*Required work:* Locate every line in the items below that contains the string "legend" and copy each one.

Items from a dataset:

%%

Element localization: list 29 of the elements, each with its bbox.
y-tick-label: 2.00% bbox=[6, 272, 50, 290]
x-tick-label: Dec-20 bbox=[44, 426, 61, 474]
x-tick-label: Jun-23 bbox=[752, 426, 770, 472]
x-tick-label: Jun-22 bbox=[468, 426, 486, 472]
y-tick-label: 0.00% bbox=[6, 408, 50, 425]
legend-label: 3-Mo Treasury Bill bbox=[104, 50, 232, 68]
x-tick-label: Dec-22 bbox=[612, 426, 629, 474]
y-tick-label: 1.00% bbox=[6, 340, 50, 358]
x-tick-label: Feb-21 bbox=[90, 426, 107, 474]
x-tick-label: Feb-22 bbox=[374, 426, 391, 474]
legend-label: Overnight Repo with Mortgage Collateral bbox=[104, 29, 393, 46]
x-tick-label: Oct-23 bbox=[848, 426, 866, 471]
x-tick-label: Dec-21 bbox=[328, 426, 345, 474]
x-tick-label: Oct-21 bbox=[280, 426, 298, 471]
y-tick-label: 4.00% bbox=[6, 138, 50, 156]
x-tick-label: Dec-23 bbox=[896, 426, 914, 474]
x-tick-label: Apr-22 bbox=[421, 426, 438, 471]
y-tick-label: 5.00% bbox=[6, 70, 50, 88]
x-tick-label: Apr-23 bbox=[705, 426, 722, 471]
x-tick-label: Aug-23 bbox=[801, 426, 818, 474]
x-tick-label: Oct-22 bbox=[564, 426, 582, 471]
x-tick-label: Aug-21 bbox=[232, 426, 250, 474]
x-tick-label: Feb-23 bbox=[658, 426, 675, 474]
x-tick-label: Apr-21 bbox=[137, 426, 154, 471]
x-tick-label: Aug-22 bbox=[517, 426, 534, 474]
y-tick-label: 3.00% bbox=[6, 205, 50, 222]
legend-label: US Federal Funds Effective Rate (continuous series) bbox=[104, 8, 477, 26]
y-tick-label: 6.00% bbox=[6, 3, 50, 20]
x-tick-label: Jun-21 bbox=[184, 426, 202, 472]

%%

*Written answer:*
legend-label: 3-Mo Treasury Bill bbox=[104, 50, 232, 68]
legend-label: Overnight Repo with Mortgage Collateral bbox=[104, 29, 393, 46]
legend-label: US Federal Funds Effective Rate (continuous series) bbox=[104, 8, 477, 26]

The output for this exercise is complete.